(Dataset listings of figures)
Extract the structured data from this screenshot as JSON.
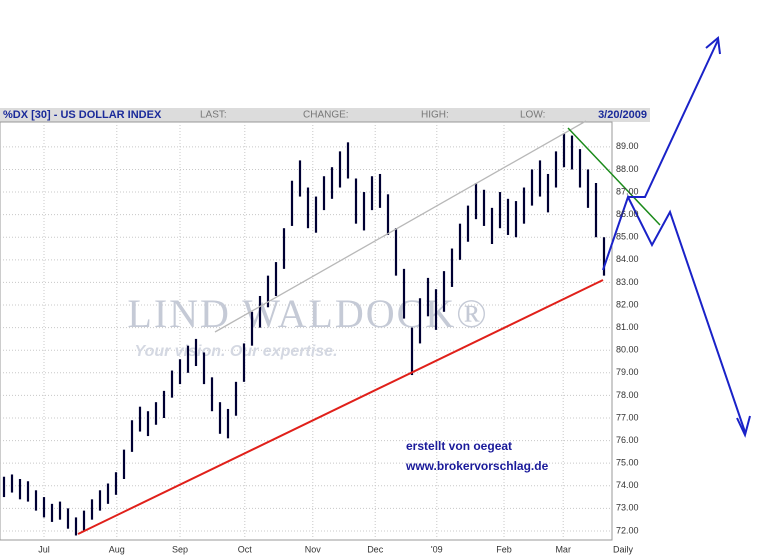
{
  "chart_data": {
    "type": "range",
    "title": "%DX [30] - US DOLLAR INDEX",
    "header_fields": [
      "LAST:",
      "CHANGE:",
      "HIGH:",
      "LOW:"
    ],
    "date": "3/20/2009",
    "x_axis_label": "Daily",
    "watermark": "LIND WALDOCK®",
    "watermark_slogan": "Your vision. Our expertise.",
    "annotations": [
      "erstellt von oegeat",
      "www.brokervorschlag.de"
    ],
    "color": "#000033",
    "grid": true,
    "xlim": [
      -0.5,
      76
    ],
    "xticks": [
      {
        "value": 5,
        "label": "Jul"
      },
      {
        "value": 14.1,
        "label": "Aug"
      },
      {
        "value": 22,
        "label": "Sep"
      },
      {
        "value": 30.1,
        "label": "Oct"
      },
      {
        "value": 38.6,
        "label": "Nov"
      },
      {
        "value": 46.4,
        "label": "Dec"
      },
      {
        "value": 54.1,
        "label": "'09"
      },
      {
        "value": 62.5,
        "label": "Feb"
      },
      {
        "value": 69.9,
        "label": "Mar"
      }
    ],
    "ylim": [
      71.6,
      90.1
    ],
    "yticks": [
      {
        "value": 72,
        "label": "72.00"
      },
      {
        "value": 73,
        "label": "73.00"
      },
      {
        "value": 74,
        "label": "74.00"
      },
      {
        "value": 75,
        "label": "75.00"
      },
      {
        "value": 76,
        "label": "76.00"
      },
      {
        "value": 77,
        "label": "77.00"
      },
      {
        "value": 78,
        "label": "78.00"
      },
      {
        "value": 79,
        "label": "79.00"
      },
      {
        "value": 80,
        "label": "80.00"
      },
      {
        "value": 81,
        "label": "81.00"
      },
      {
        "value": 82,
        "label": "82.00"
      },
      {
        "value": 83,
        "label": "83.00"
      },
      {
        "value": 84,
        "label": "84.00"
      },
      {
        "value": 85,
        "label": "85.00"
      },
      {
        "value": 86,
        "label": "86.00"
      },
      {
        "value": 87,
        "label": "87.00"
      },
      {
        "value": 88,
        "label": "88.00"
      },
      {
        "value": 89,
        "label": "89.00"
      }
    ],
    "high": [
      74.4,
      74.5,
      74.3,
      74.2,
      73.8,
      73.5,
      73.2,
      73.3,
      73.0,
      72.6,
      72.9,
      73.4,
      73.8,
      74.1,
      74.6,
      75.6,
      76.9,
      77.5,
      77.3,
      77.7,
      78.2,
      79.1,
      79.6,
      80.2,
      80.5,
      79.9,
      78.8,
      77.7,
      77.4,
      78.6,
      80.3,
      81.7,
      82.4,
      83.3,
      83.9,
      85.4,
      87.5,
      88.4,
      87.2,
      86.8,
      87.7,
      88.1,
      88.8,
      89.2,
      87.6,
      87.0,
      87.7,
      87.8,
      86.9,
      85.4,
      83.6,
      81.0,
      82.3,
      83.2,
      82.7,
      83.5,
      84.5,
      85.6,
      86.4,
      87.4,
      87.1,
      86.3,
      87.0,
      86.7,
      86.6,
      87.2,
      88.0,
      88.4,
      87.8,
      88.8,
      89.6,
      89.5,
      88.9,
      88.0,
      87.4,
      85.0
    ],
    "low": [
      73.5,
      73.7,
      73.4,
      73.3,
      72.9,
      72.6,
      72.4,
      72.5,
      72.1,
      71.8,
      72.0,
      72.5,
      72.9,
      73.2,
      73.6,
      74.3,
      75.5,
      76.4,
      76.2,
      76.7,
      77.0,
      77.9,
      78.5,
      79.0,
      79.3,
      78.5,
      77.3,
      76.3,
      76.1,
      77.1,
      78.6,
      80.2,
      81.0,
      81.9,
      82.4,
      83.6,
      85.5,
      86.8,
      85.4,
      85.2,
      86.2,
      86.7,
      87.2,
      87.6,
      85.6,
      85.3,
      86.2,
      86.3,
      85.1,
      83.3,
      81.4,
      78.9,
      80.3,
      81.5,
      80.9,
      81.7,
      82.8,
      84.0,
      84.8,
      85.8,
      85.5,
      84.7,
      85.4,
      85.1,
      85.0,
      85.6,
      86.4,
      86.8,
      86.1,
      87.2,
      88.1,
      88.0,
      87.2,
      86.3,
      85.0,
      83.3
    ]
  }
}
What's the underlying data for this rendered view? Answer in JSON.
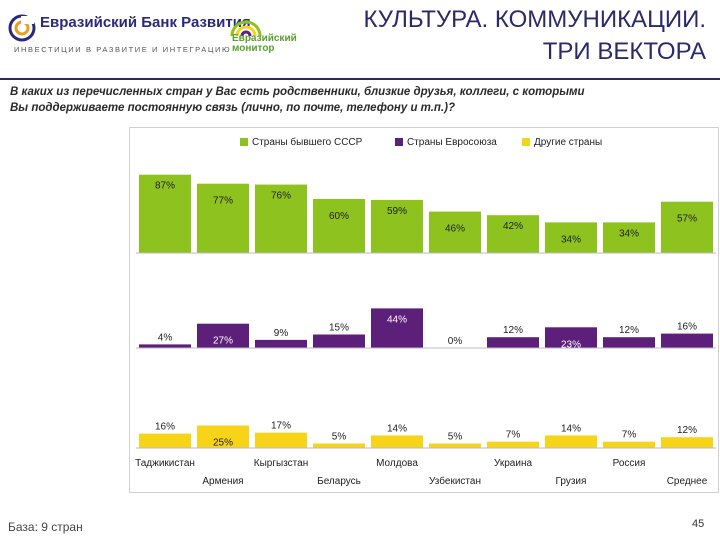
{
  "header": {
    "bank_name": "Евразийский Банк Развития",
    "bank_tagline": "ИНВЕСТИЦИИ В РАЗВИТИЕ И ИНТЕГРАЦИЮ",
    "monitor_line1": "Евразийский",
    "monitor_line2": "монитор",
    "title_line1": "КУЛЬТУРА. КОММУНИКАЦИИ.",
    "title_line2": "ТРИ ВЕКТОРА"
  },
  "question": {
    "line1": "В каких из перечисленных стран у Вас есть родственники, близкие друзья, коллеги, с которыми",
    "line2": "Вы поддерживаете постоянную связь (лично, по почте, телефону и т.п.)?"
  },
  "footer": {
    "base": "База: 9 стран",
    "page_number": "45"
  },
  "colors": {
    "green": "#8dc21f",
    "purple": "#5c1f7a",
    "yellow": "#f7d417",
    "title": "#2a2a6a"
  },
  "chart_data": {
    "type": "bar",
    "categories": [
      "Таджикистан",
      "Армения",
      "Кыргызстан",
      "Беларусь",
      "Молдова",
      "Узбекистан",
      "Украина",
      "Грузия",
      "Россия",
      "Среднее"
    ],
    "series": [
      {
        "name": "Страны бывшего СССР",
        "color": "#8dc21f",
        "values": [
          87,
          77,
          76,
          60,
          59,
          46,
          42,
          34,
          34,
          57
        ]
      },
      {
        "name": "Страны Евросоюза",
        "color": "#5c1f7a",
        "values": [
          4,
          27,
          9,
          15,
          44,
          0,
          12,
          23,
          12,
          16
        ]
      },
      {
        "name": "Другие страны",
        "color": "#f7d417",
        "values": [
          16,
          25,
          17,
          5,
          14,
          5,
          7,
          14,
          7,
          12
        ]
      }
    ],
    "value_suffix": "%",
    "legend_position": "top"
  }
}
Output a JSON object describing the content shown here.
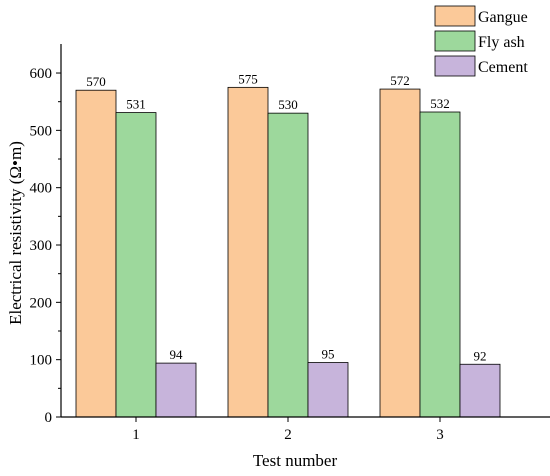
{
  "chart_data": {
    "type": "bar",
    "categories": [
      "1",
      "2",
      "3"
    ],
    "series": [
      {
        "name": "Gangue",
        "values": [
          570,
          575,
          572
        ],
        "color": "#FBC999"
      },
      {
        "name": "Fly ash",
        "values": [
          531,
          530,
          532
        ],
        "color": "#9DD89C"
      },
      {
        "name": "Cement",
        "values": [
          94,
          95,
          92
        ],
        "color": "#C7B4DB"
      }
    ],
    "xlabel": "Test number",
    "ylabel": "Electrical resistivity (Ω•m)",
    "ylim": [
      0,
      650
    ],
    "yticks": [
      0,
      100,
      200,
      300,
      400,
      500,
      600
    ],
    "legend_position": "top-right",
    "grid": false
  }
}
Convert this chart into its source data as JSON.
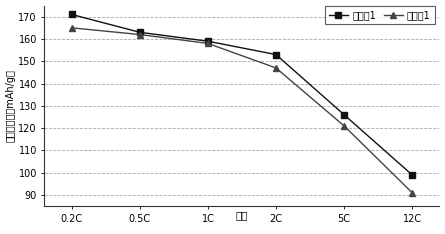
{
  "x_labels": [
    "0.2C",
    "0.5C",
    "1C",
    "倍率",
    "2C",
    "5C",
    "12C"
  ],
  "x_positions": [
    0,
    1,
    2,
    2.5,
    3,
    4,
    5
  ],
  "series": [
    {
      "name": "实施例1",
      "x_positions": [
        0,
        1,
        2,
        3,
        4,
        5
      ],
      "values": [
        171,
        163,
        159,
        153,
        126,
        99
      ],
      "color": "#111111",
      "marker": "s",
      "markersize": 4
    },
    {
      "name": "对比例1",
      "x_positions": [
        0,
        1,
        2,
        3,
        4,
        5
      ],
      "values": [
        165,
        162,
        158,
        147,
        121,
        91
      ],
      "color": "#444444",
      "marker": "^",
      "markersize": 4
    }
  ],
  "ylabel": "放电比容量（mAh/g）",
  "ylim": [
    85,
    175
  ],
  "yticks": [
    90,
    100,
    110,
    120,
    130,
    140,
    150,
    160,
    170
  ],
  "xlim": [
    -0.4,
    5.4
  ],
  "grid_color": "#aaaaaa",
  "background_color": "#ffffff",
  "tick_fontsize": 7,
  "legend_fontsize": 7
}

The task >>
Look over the listing above. Pick out and copy every line that includes "Евразийский".

The answer >>
    "bank_name": "Евразийский Банк Развития",
    "monitor_line1": "Евразийский",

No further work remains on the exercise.